## Dataset records
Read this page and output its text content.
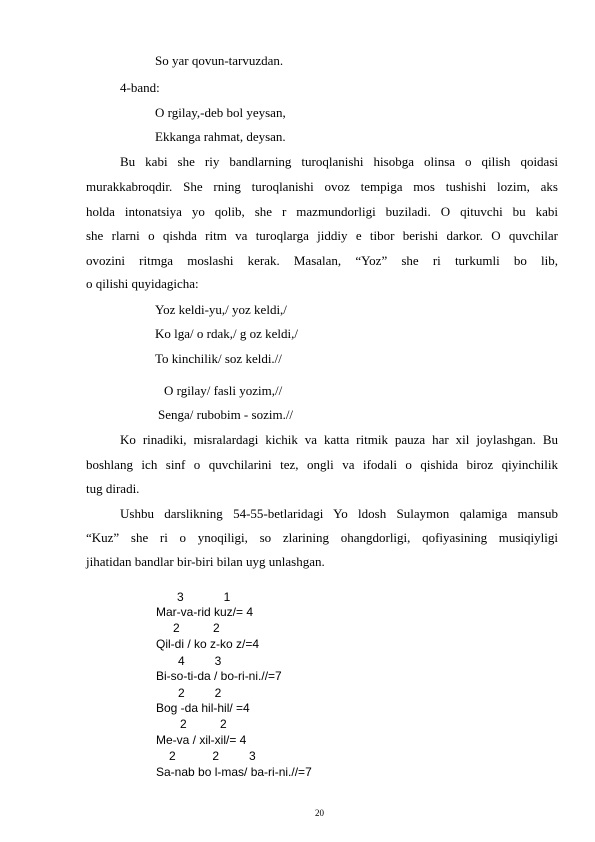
So yar qovun-tarvuzdan.
4-band:
O rgilay,-deb bol yeysan,
Ekkanga rahmat, deysan.
Bu kabi she riy bandlarning turoqlanishi hisobga olinsa o qilish qoidasi
murakkabroqdir. She rning turoqlanishi ovoz tempiga mos tushishi lozim, aks
holda intonatsiya yo qolib, she r mazmundorligi buziladi. O qituvchi bu kabi
she rlarni o qishda ritm va turoqlarga jiddiy e tibor berishi darkor. O quvchilar
ovozini ritmga moslashi kerak. Masalan, “Yoz” she ri turkumli bo lib,
o qilishi quyidagicha:
Yoz keldi-yu,/ yoz keldi,/
Ko lga/ o rdak,/ g oz keldi,/
To kinchilik/ soz keldi.//
O rgilay/ fasli yozim,//
Senga/ rubobim - sozim.//
Ko rinadiki, misralardagi kichik va katta ritmik pauza har xil joylashgan. Bu
boshlang ich sinf o quvchilarini tez, ongli va ifodali o qishida biroz qiyinchilik
tug diradi.
Ushbu darslikning 54-55-betlaridagi Yo ldosh Sulaymon qalamiga mansub
“Kuz” she ri o ynoqiligi, so zlarining ohangdorligi, qofiyasining musiqiyligi
jihatidan bandlar bir-biri bilan uyg unlashgan.
3            1
Mar-va-rid kuz/= 4
2          2
Qil-di / ko z-ko z/=4
4         3
Bi-so-ti-da / bo-ri-ni.//=7
2         2
Bog -da hil-hil/ =4
2          2
Me-va / xil-xil/= 4
2           2         3
Sa-nab bo l-mas/ ba-ri-ni.//=7
20
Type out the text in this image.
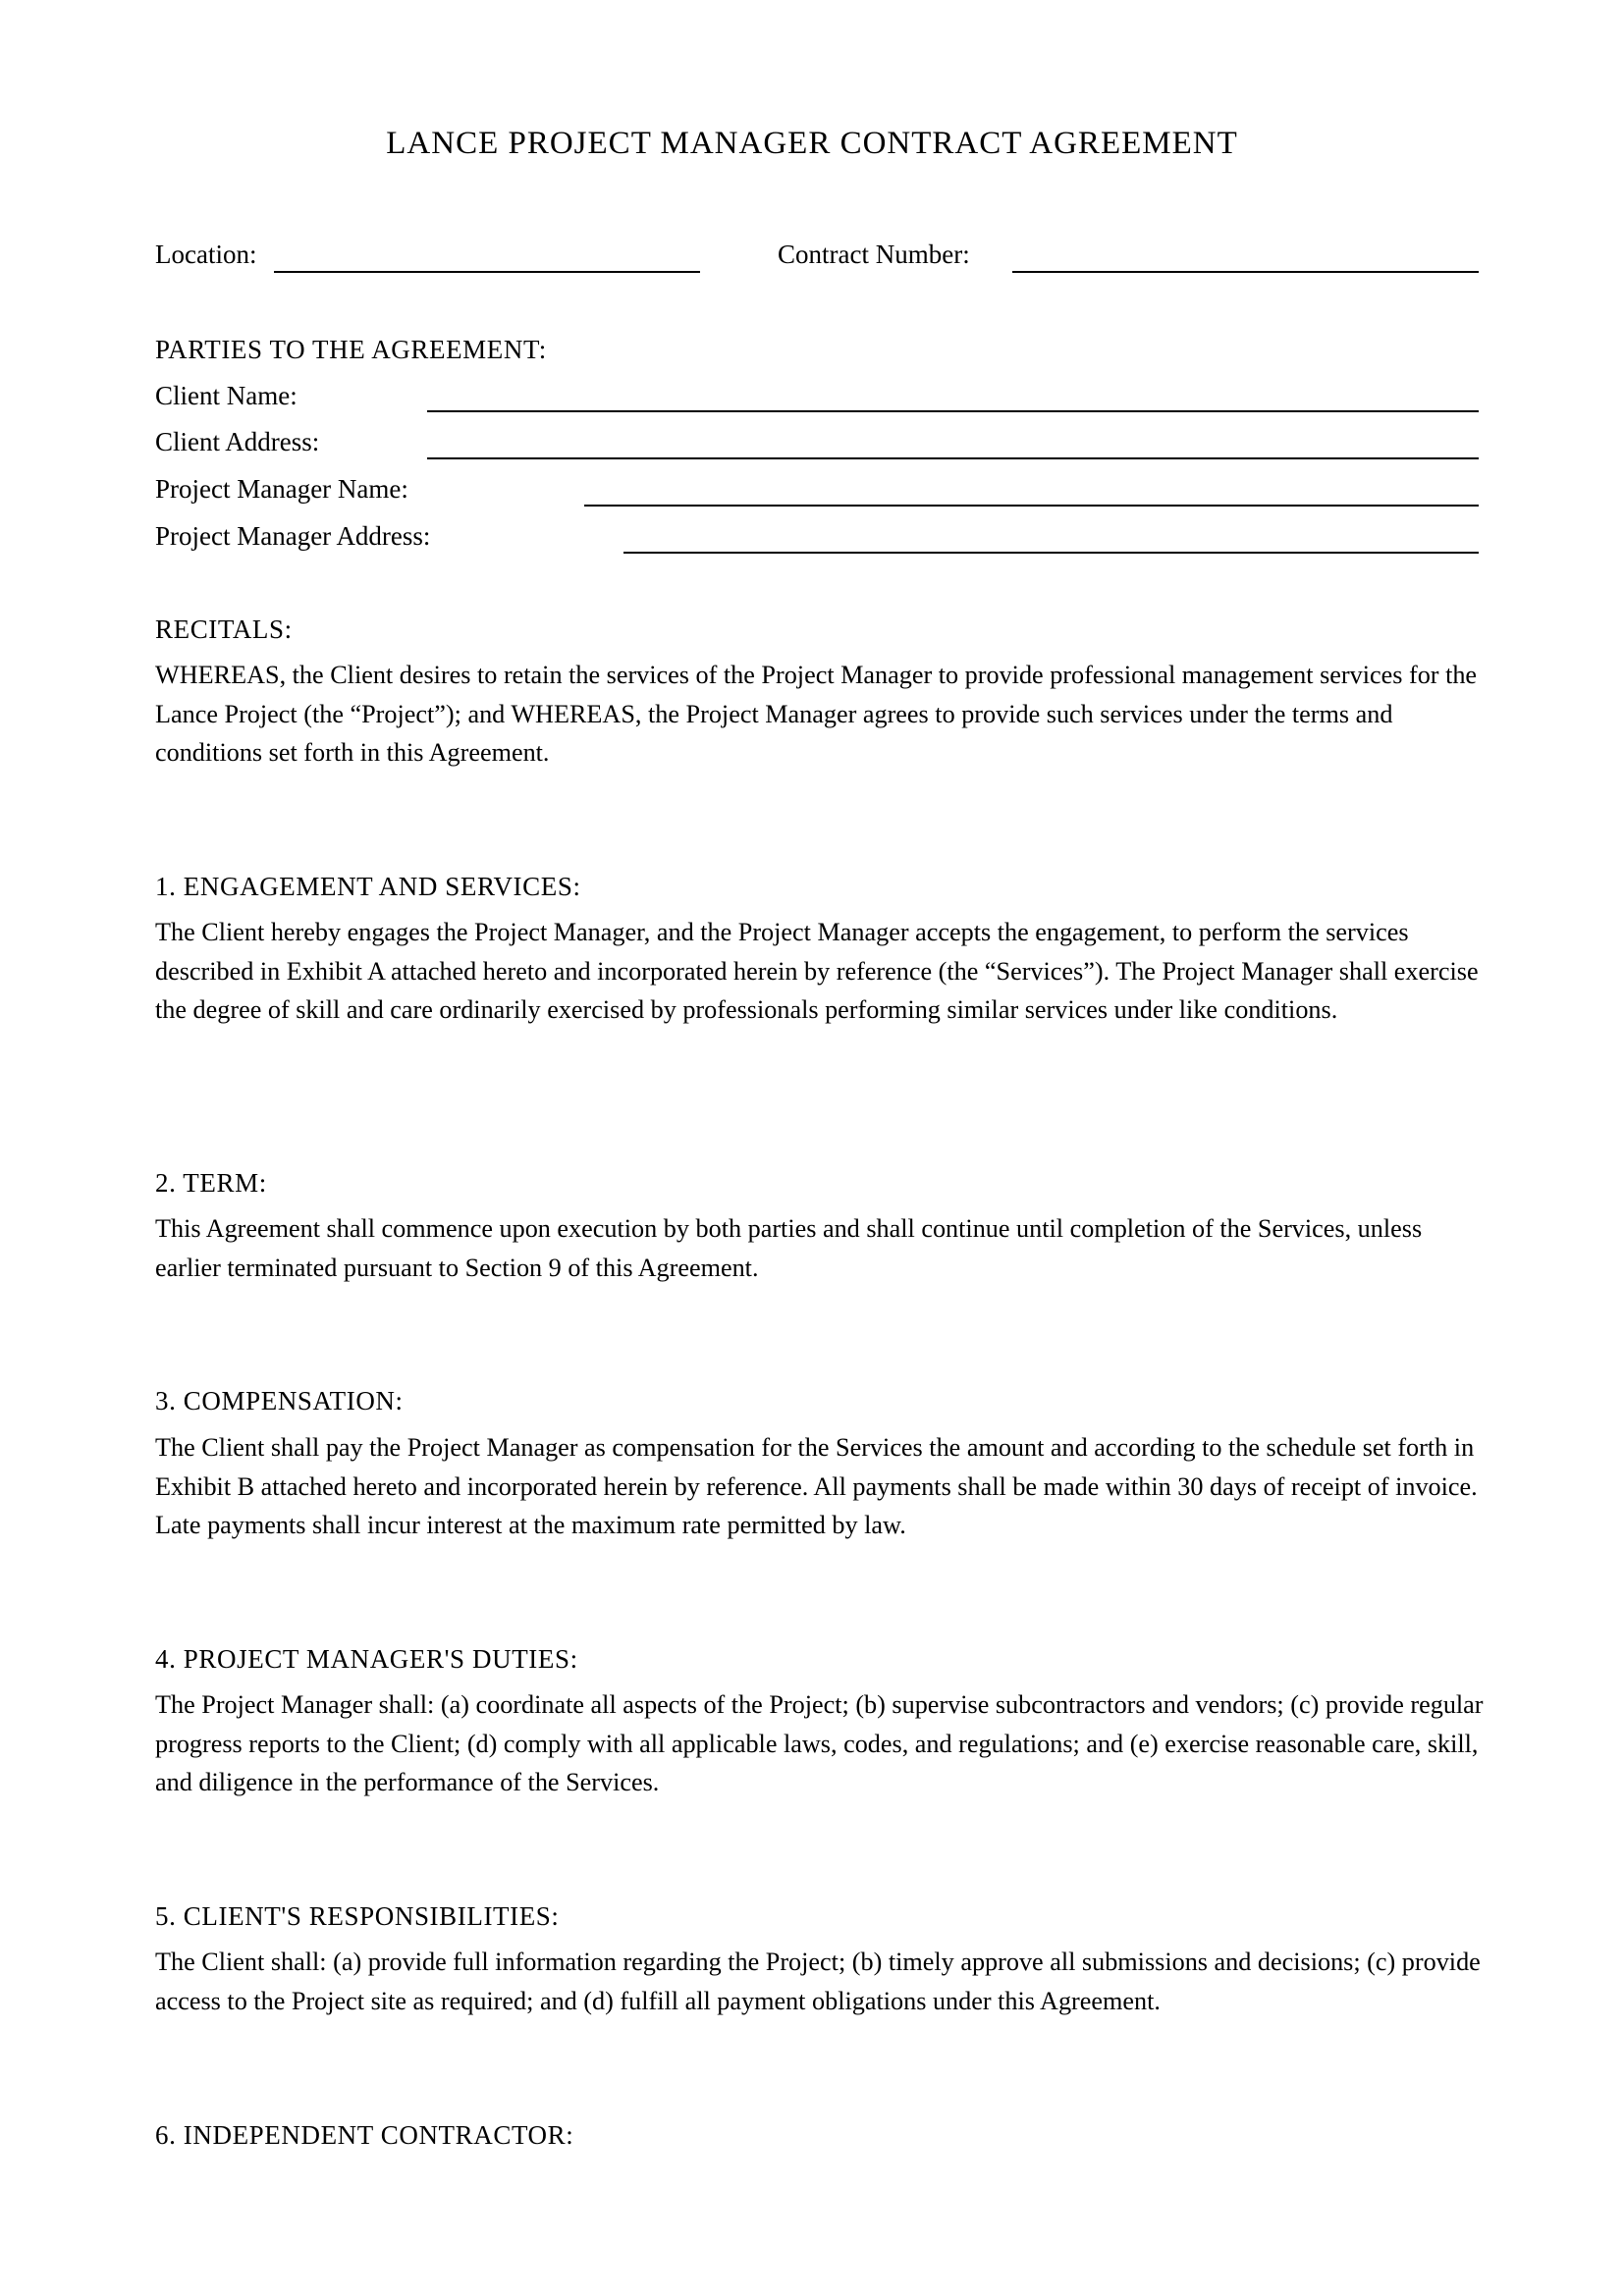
LANCE PROJECT MANAGER CONTRACT AGREEMENT
Location:	Contract Number:
PARTIES TO THE AGREEMENT:
Client Name:
Client Address:
Project Manager Name:
Project Manager Address:
RECITALS:
WHEREAS, the Client desires to retain the services of the Project Manager to provide professional management services for the Lance Project (the “Project”); and WHEREAS, the Project Manager agrees to provide such services under the terms and conditions set forth in this Agreement.
1. ENGAGEMENT AND SERVICES:
The Client hereby engages the Project Manager, and the Project Manager accepts the engagement, to perform the services described in Exhibit A attached hereto and incorporated herein by reference (the “Services”). The Project Manager shall exercise the degree of skill and care ordinarily exercised by professionals performing similar services under like conditions.
2. TERM:
This Agreement shall commence upon execution by both parties and shall continue until completion of the Services, unless earlier terminated pursuant to Section 9 of this Agreement.
3. COMPENSATION:
The Client shall pay the Project Manager as compensation for the Services the amount and according to the schedule set forth in Exhibit B attached hereto and incorporated herein by reference. All payments shall be made within 30 days of receipt of invoice. Late payments shall incur interest at the maximum rate permitted by law.
4. PROJECT MANAGER'S DUTIES:
The Project Manager shall: (a) coordinate all aspects of the Project; (b) supervise subcontractors and vendors; (c) provide regular progress reports to the Client; (d) comply with all applicable laws, codes, and regulations; and (e) exercise reasonable care, skill, and diligence in the performance of the Services.
5. CLIENT'S RESPONSIBILITIES:
The Client shall: (a) provide full information regarding the Project; (b) timely approve all submissions and decisions; (c) provide access to the Project site as required; and (d) fulfill all payment obligations under this Agreement.
6. INDEPENDENT CONTRACTOR:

## Task brief
Give only the number of lines in the data that include the string "text".

## Task answer
2